** Data items **
::::::::::
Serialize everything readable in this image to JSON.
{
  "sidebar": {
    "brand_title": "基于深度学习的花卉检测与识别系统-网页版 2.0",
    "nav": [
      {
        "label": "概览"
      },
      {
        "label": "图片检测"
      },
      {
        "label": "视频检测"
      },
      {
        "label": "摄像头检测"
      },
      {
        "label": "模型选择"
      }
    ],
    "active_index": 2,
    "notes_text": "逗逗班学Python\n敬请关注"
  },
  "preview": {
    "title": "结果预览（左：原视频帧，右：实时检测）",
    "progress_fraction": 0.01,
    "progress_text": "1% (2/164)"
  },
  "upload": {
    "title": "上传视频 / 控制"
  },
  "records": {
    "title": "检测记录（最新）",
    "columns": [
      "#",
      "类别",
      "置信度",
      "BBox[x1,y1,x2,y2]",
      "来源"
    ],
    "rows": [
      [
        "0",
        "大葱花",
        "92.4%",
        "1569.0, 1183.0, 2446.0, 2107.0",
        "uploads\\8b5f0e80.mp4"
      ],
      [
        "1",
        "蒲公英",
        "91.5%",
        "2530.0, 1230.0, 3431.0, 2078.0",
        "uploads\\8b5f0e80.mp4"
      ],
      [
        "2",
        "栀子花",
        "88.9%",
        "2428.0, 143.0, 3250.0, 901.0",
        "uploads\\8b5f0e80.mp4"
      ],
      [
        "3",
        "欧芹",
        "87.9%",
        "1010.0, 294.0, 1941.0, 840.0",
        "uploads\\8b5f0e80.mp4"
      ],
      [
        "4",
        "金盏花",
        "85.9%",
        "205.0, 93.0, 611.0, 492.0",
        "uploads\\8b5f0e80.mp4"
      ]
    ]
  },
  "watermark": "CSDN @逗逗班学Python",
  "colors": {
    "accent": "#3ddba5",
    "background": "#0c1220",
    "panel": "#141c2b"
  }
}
::::::::::
** Do this **
Take every line containing the word "逗逗班学Python" and copy it.

** Reply to the task **
    "notes_text": "逗逗班学Python\n敬请关注"
  "watermark": "CSDN @逗逗班学Python",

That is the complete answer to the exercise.